[Collected data entries]
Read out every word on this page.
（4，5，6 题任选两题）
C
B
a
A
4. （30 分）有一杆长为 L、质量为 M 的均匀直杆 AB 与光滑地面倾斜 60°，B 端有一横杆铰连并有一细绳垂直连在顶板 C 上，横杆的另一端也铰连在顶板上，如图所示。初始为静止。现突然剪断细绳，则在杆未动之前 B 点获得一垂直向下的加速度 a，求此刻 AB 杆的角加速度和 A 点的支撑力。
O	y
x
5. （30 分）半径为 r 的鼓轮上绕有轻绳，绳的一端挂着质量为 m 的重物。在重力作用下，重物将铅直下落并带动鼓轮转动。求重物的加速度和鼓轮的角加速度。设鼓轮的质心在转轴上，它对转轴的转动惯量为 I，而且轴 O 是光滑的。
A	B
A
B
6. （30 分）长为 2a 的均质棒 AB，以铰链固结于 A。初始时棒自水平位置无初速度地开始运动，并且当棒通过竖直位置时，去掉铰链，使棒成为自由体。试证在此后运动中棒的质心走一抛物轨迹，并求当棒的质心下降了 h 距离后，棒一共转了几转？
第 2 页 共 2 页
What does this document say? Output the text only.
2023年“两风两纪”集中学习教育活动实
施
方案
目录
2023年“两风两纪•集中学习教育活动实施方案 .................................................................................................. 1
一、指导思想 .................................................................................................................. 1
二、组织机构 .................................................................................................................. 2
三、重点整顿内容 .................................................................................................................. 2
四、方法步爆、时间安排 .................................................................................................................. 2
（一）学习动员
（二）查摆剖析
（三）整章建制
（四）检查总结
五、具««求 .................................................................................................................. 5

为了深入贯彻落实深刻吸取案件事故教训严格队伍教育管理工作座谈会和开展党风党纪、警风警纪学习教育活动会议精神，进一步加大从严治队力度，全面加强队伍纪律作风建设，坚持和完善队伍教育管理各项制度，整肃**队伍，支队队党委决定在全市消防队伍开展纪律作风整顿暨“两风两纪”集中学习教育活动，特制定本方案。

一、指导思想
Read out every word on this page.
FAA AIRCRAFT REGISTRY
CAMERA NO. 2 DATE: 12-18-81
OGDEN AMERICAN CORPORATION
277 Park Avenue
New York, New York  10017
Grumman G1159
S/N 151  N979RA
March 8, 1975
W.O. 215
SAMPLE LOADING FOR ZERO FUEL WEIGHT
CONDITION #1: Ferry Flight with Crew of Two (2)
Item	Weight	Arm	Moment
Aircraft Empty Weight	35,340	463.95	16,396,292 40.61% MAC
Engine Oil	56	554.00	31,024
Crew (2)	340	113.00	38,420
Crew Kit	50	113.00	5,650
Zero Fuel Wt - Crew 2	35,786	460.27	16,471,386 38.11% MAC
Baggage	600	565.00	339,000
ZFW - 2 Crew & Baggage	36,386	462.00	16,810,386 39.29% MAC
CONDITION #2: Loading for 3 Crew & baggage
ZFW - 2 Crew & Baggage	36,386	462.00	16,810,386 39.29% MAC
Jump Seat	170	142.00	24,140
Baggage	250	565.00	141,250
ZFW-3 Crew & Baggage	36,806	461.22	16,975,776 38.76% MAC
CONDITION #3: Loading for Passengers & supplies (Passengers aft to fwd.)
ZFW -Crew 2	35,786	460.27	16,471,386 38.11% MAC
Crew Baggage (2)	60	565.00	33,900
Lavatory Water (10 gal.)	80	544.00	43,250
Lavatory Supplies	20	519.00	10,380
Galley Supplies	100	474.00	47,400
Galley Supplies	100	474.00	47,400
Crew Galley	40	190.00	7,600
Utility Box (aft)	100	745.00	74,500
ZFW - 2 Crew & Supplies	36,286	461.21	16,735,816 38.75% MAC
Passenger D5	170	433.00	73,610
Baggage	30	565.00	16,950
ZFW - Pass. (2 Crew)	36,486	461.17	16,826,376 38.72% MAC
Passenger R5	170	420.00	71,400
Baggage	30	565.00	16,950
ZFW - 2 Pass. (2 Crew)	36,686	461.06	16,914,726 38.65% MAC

**EXERCISE INSTRUCTIONS**
Take the data above and return it exactly.

**RESULT**
Read out every word on this page.
（4，5，6 题任选两题）
C
B
a
A
4. （30 分）有一杆长为 L、质量为 M 的均匀直杆 AB 与光滑地面倾斜 60°，B 端有一横杆铰连并有一细绳垂直连在顶板 C 上，横杆的另一端也铰连在顶板上，如图所示。初始为静止。现突然剪断细绳，则在杆未动之前 B 点获得一垂直向下的加速度 a，求此刻 AB 杆的角加速度和 A 点的支撑力。
O	y
x
5. （30 分）半径为 r 的鼓轮上绕有轻绳，绳的一端挂着质量为 m 的重物。在重力作用下，重物将铅直下落并带动鼓轮转动。求重物的加速度和鼓轮的角加速度。设鼓轮的质心在转轴上，它对转轴的转动惯量为 I，而且轴 O 是光滑的。
A	B
A
B
6. （30 分）长为 2a 的均质棒 AB，以铰链固结于 A。初始时棒自水平位置无初速度地开始运动，并且当棒通过竖直位置时，去掉铰链，使棒成为自由体。试证在此后运动中棒的质心走一抛物轨迹，并求当棒的质心下降了 h 距离后，棒一共转了几转？
第 2 页 共 2 页
What does this document say? Output the text only.
2023年“两风两纪”集中学习教育活动实
施
方案
目录
2023年“两风两纪•集中学习教育活动实施方案 .................................................................................................. 1
一、指导思想 .................................................................................................................. 1
二、组织机构 .................................................................................................................. 2
三、重点整顿内容 .................................................................................................................. 2
四、方法步爆、时间安排 .................................................................................................................. 2
（一）学习动员
（二）查摆剖析
（三）整章建制
（四）检查总结
五、具««求 .................................................................................................................. 5

为了深入贯彻落实深刻吸取案件事故教训严格队伍教育管理工作座谈会和开展党风党纪、警风警纪学习教育活动会议精神，进一步加大从严治队力度，全面加强队伍纪律作风建设，坚持和完善队伍教育管理各项制度，整肃**队伍，支队队党委决定在全市消防队伍开展纪律作风整顿暨“两风两纪”集中学习教育活动，特制定本方案。

一、指导思想
Read out every word on this page.
FAA AIRCRAFT REGISTRY
CAMERA NO. 2 DATE: 12-18-81
OGDEN AMERICAN CORPORATION
277 Park Avenue
New York, New York  10017
Grumman G1159
S/N 151  N979RA
March 8, 1975
W.O. 215
SAMPLE LOADING FOR ZERO FUEL WEIGHT
CONDITION #1: Ferry Flight with Crew of Two (2)
Item	Weight	Arm	Moment
Aircraft Empty Weight	35,340	463.95	16,396,292 40.61% MAC
Engine Oil	56	554.00	31,024
Crew (2)	340	113.00	38,420
Crew Kit	50	113.00	5,650
Zero Fuel Wt - Crew 2	35,786	460.27	16,471,386 38.11% MAC
Baggage	600	565.00	339,000
ZFW - 2 Crew & Baggage	36,386	462.00	16,810,386 39.29% MAC
CONDITION #2: Loading for 3 Crew & baggage
ZFW - 2 Crew & Baggage	36,386	462.00	16,810,386 39.29% MAC
Jump Seat	170	142.00	24,140
Baggage	250	565.00	141,250
ZFW-3 Crew & Baggage	36,806	461.22	16,975,776 38.76% MAC
CONDITION #3: Loading for Passengers & supplies (Passengers aft to fwd.)
ZFW -Crew 2	35,786	460.27	16,471,386 38.11% MAC
Crew Baggage (2)	60	565.00	33,900
Lavatory Water (10 gal.)	80	544.00	43,250
Lavatory Supplies	20	519.00	10,380
Galley Supplies	100	474.00	47,400
Galley Supplies	100	474.00	47,400
Crew Galley	40	190.00	7,600
Utility Box (aft)	100	745.00	74,500
ZFW - 2 Crew & Supplies	36,286	461.21	16,735,816 38.75% MAC
Passenger D5	170	433.00	73,610
Baggage	30	565.00	16,950
ZFW - Pass. (2 Crew)	36,486	461.17	16,826,376 38.72% MAC
Passenger R5	170	420.00	71,400
Baggage	30	565.00	16,950
ZFW - 2 Pass. (2 Crew)	36,686	461.06	16,914,726 38.65% MAC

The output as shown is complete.